SHORT TASK. Below are entries. Pull out all lines containing "Beach".

DATASET EXCERPTS.
•••••

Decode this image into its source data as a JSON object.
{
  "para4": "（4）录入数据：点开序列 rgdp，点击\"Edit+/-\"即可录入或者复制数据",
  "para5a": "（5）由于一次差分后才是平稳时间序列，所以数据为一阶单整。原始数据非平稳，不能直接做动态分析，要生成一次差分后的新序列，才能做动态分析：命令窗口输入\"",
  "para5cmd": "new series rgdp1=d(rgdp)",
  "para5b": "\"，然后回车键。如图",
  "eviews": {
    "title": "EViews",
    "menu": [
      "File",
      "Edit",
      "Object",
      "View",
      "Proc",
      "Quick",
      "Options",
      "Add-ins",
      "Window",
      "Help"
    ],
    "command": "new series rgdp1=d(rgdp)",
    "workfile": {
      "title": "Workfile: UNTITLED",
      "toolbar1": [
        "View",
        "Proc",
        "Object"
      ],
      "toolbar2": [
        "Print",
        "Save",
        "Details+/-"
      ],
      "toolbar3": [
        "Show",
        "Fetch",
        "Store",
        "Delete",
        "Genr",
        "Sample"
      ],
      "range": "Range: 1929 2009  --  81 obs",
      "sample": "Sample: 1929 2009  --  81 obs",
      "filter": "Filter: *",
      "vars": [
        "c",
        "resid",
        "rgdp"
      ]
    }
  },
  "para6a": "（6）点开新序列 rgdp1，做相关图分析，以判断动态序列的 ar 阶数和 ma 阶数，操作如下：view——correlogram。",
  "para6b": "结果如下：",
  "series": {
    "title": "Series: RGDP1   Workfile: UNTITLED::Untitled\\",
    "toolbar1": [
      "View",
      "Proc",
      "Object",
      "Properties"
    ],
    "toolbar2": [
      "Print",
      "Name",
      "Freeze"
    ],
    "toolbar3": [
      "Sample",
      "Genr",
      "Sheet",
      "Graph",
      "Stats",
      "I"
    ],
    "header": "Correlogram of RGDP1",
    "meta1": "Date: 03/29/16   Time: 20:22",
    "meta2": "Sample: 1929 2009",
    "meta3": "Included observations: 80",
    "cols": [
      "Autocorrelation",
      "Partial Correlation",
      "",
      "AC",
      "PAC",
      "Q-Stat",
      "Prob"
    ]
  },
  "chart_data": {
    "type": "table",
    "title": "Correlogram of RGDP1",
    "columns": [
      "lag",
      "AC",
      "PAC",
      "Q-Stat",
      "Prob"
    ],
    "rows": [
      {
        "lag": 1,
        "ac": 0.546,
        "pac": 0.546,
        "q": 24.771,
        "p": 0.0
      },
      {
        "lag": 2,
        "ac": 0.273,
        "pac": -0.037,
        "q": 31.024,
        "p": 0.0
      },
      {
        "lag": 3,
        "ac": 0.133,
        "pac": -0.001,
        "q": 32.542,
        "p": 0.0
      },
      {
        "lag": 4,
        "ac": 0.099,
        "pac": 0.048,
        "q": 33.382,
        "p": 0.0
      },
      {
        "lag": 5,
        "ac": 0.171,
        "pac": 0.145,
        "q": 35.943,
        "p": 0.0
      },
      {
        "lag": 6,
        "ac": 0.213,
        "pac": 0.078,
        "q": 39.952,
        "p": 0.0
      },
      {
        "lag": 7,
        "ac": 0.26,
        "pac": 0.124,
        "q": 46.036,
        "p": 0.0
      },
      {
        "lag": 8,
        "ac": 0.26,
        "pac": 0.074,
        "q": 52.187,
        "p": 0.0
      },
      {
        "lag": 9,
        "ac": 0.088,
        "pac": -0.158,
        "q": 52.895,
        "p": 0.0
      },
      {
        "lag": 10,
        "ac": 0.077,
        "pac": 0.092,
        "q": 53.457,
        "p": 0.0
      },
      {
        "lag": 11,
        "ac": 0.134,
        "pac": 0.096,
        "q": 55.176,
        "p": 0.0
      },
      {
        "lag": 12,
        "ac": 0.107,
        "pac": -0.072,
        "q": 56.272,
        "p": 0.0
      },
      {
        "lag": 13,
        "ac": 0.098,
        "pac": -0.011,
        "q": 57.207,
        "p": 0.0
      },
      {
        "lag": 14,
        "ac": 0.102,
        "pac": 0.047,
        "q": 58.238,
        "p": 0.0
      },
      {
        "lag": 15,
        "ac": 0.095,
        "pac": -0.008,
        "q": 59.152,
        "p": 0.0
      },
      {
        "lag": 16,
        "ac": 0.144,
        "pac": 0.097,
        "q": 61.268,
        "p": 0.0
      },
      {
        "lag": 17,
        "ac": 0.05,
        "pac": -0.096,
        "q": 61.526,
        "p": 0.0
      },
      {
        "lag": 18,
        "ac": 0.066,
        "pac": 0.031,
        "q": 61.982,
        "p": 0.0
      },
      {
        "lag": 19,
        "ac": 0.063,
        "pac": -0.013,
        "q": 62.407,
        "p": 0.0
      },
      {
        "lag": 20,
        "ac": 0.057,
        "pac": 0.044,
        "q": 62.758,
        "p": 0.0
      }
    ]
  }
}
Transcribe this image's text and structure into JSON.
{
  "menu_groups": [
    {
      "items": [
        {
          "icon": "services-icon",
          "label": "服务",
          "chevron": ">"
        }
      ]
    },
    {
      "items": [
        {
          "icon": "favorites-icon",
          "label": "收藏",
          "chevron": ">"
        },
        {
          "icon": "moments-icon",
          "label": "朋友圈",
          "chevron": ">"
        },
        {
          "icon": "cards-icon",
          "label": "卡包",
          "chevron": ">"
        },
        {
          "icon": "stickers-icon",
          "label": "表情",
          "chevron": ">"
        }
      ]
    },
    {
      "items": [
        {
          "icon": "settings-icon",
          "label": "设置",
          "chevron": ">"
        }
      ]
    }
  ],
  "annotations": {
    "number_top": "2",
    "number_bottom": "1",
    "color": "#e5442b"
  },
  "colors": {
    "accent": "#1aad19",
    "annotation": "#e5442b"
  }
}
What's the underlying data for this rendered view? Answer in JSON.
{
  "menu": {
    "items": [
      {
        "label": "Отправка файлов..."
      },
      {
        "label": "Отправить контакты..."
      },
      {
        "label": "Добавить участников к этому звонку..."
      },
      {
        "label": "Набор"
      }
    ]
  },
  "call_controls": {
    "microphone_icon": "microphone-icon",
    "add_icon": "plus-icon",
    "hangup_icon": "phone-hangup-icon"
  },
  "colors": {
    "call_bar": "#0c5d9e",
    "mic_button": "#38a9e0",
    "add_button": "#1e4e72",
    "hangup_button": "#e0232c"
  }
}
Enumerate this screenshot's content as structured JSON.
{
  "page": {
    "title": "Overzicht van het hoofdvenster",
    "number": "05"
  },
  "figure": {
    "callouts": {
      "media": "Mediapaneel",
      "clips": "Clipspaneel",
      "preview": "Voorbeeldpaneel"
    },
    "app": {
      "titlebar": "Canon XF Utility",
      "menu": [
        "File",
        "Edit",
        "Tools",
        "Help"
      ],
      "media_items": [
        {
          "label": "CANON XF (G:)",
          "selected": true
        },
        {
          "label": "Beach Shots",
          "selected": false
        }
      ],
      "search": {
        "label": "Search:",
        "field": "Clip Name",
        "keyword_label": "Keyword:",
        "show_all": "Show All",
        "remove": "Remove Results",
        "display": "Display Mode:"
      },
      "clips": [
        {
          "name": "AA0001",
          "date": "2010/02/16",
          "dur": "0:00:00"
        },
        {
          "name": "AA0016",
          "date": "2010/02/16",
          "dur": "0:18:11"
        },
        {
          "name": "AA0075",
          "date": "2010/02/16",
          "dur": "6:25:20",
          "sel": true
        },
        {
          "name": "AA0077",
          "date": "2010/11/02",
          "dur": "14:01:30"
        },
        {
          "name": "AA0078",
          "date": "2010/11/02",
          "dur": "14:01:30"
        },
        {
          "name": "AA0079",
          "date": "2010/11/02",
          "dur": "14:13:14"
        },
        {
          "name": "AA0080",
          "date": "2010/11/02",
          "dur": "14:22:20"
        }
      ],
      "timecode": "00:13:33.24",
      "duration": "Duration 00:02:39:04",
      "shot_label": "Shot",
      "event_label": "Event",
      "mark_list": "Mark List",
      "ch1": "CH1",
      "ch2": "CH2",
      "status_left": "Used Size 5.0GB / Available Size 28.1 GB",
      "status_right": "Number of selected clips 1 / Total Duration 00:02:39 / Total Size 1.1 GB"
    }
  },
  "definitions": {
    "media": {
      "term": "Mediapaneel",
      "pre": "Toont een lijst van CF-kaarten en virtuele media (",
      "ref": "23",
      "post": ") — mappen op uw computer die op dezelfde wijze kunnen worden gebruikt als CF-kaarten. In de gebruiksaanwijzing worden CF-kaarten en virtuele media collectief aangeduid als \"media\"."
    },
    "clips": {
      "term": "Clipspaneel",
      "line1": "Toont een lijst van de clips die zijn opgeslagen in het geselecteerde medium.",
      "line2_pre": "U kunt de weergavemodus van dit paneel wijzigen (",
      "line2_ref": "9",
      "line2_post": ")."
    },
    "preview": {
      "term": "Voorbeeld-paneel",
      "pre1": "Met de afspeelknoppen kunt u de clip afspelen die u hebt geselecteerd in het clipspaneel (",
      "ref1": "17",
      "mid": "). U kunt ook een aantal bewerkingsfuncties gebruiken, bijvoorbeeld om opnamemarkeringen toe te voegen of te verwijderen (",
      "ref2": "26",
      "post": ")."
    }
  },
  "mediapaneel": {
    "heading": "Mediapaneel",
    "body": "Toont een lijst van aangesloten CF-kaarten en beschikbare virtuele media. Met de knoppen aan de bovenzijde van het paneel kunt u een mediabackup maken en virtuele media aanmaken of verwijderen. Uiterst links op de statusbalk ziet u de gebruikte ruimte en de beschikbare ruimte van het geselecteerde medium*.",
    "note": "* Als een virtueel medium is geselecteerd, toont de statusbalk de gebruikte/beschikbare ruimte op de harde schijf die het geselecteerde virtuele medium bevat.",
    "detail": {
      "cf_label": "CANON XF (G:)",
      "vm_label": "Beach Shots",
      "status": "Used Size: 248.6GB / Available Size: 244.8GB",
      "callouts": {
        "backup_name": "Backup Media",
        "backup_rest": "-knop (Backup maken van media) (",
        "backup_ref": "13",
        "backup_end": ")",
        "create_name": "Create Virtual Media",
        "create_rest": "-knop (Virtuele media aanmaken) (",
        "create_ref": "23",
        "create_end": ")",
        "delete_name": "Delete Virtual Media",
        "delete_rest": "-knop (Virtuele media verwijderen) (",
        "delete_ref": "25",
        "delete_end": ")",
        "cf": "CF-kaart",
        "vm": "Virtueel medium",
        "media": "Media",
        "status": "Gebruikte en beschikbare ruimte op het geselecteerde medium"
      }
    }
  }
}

•••••

SOLUTION TO THE PROBLEM.
          "label": "Beach Shots",
      "vm_label": "Beach Shots",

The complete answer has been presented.